- [TASK OBJECTIVE]:
Copy out the entries below precisely; nothing is to be omitted.

- [ENTRIES PROVIDED]:
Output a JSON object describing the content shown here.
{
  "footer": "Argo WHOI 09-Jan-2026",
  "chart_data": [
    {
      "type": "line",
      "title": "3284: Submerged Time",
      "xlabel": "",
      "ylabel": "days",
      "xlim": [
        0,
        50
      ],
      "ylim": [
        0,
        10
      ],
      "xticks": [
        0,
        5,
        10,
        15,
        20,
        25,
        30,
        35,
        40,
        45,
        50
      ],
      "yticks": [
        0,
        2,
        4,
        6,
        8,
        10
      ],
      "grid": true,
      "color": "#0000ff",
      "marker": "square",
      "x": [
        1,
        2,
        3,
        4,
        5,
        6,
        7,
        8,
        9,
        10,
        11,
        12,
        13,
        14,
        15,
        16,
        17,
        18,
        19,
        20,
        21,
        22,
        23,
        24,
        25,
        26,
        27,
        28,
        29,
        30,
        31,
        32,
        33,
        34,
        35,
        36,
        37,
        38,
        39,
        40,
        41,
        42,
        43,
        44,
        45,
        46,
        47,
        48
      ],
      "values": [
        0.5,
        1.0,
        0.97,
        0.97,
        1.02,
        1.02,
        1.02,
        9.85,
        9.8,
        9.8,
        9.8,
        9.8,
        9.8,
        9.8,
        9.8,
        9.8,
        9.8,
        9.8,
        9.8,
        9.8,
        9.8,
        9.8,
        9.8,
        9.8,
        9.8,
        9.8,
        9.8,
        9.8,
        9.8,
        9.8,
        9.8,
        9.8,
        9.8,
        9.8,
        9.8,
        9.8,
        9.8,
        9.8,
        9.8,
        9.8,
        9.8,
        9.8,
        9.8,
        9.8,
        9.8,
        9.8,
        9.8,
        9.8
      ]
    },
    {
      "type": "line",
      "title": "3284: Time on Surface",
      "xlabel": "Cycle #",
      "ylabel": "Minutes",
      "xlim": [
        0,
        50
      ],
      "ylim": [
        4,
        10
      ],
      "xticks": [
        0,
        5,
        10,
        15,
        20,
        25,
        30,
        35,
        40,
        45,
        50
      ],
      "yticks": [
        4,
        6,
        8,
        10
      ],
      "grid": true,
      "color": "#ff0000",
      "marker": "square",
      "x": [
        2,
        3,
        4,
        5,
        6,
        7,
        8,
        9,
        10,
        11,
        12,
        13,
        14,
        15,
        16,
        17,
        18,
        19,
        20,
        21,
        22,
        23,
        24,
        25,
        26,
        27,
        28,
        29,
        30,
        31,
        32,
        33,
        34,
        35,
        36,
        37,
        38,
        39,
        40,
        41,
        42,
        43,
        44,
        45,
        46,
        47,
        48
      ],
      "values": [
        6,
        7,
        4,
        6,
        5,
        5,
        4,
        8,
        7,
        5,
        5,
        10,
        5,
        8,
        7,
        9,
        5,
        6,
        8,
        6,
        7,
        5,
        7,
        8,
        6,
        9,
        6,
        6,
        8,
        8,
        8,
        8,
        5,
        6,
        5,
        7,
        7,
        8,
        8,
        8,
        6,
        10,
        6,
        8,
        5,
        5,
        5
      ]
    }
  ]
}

- [REPLY]:
Output a JSON object describing the content shown here.
{
  "footer": "Argo WHOI 09-Jan-2026",
  "chart_data": [
    {
      "type": "line",
      "title": "3284: Submerged Time",
      "xlabel": "",
      "ylabel": "days",
      "xlim": [
        0,
        50
      ],
      "ylim": [
        0,
        10
      ],
      "xticks": [
        0,
        5,
        10,
        15,
        20,
        25,
        30,
        35,
        40,
        45,
        50
      ],
      "yticks": [
        0,
        2,
        4,
        6,
        8,
        10
      ],
      "grid": true,
      "color": "#0000ff",
      "marker": "square",
      "x": [
        1,
        2,
        3,
        4,
        5,
        6,
        7,
        8,
        9,
        10,
        11,
        12,
        13,
        14,
        15,
        16,
        17,
        18,
        19,
        20,
        21,
        22,
        23,
        24,
        25,
        26,
        27,
        28,
        29,
        30,
        31,
        32,
        33,
        34,
        35,
        36,
        37,
        38,
        39,
        40,
        41,
        42,
        43,
        44,
        45,
        46,
        47,
        48
      ],
      "values": [
        0.5,
        1.0,
        0.97,
        0.97,
        1.02,
        1.02,
        1.02,
        9.85,
        9.8,
        9.8,
        9.8,
        9.8,
        9.8,
        9.8,
        9.8,
        9.8,
        9.8,
        9.8,
        9.8,
        9.8,
        9.8,
        9.8,
        9.8,
        9.8,
        9.8,
        9.8,
        9.8,
        9.8,
        9.8,
        9.8,
        9.8,
        9.8,
        9.8,
        9.8,
        9.8,
        9.8,
        9.8,
        9.8,
        9.8,
        9.8,
        9.8,
        9.8,
        9.8,
        9.8,
        9.8,
        9.8,
        9.8,
        9.8
      ]
    },
    {
      "type": "line",
      "title": "3284: Time on Surface",
      "xlabel": "Cycle #",
      "ylabel": "Minutes",
      "xlim": [
        0,
        50
      ],
      "ylim": [
        4,
        10
      ],
      "xticks": [
        0,
        5,
        10,
        15,
        20,
        25,
        30,
        35,
        40,
        45,
        50
      ],
      "yticks": [
        4,
        6,
        8,
        10
      ],
      "grid": true,
      "color": "#ff0000",
      "marker": "square",
      "x": [
        2,
        3,
        4,
        5,
        6,
        7,
        8,
        9,
        10,
        11,
        12,
        13,
        14,
        15,
        16,
        17,
        18,
        19,
        20,
        21,
        22,
        23,
        24,
        25,
        26,
        27,
        28,
        29,
        30,
        31,
        32,
        33,
        34,
        35,
        36,
        37,
        38,
        39,
        40,
        41,
        42,
        43,
        44,
        45,
        46,
        47,
        48
      ],
      "values": [
        6,
        7,
        4,
        6,
        5,
        5,
        4,
        8,
        7,
        5,
        5,
        10,
        5,
        8,
        7,
        9,
        5,
        6,
        8,
        6,
        7,
        5,
        7,
        8,
        6,
        9,
        6,
        6,
        8,
        8,
        8,
        8,
        5,
        6,
        5,
        7,
        7,
        8,
        8,
        8,
        6,
        10,
        6,
        8,
        5,
        5,
        5
      ]
    }
  ]
}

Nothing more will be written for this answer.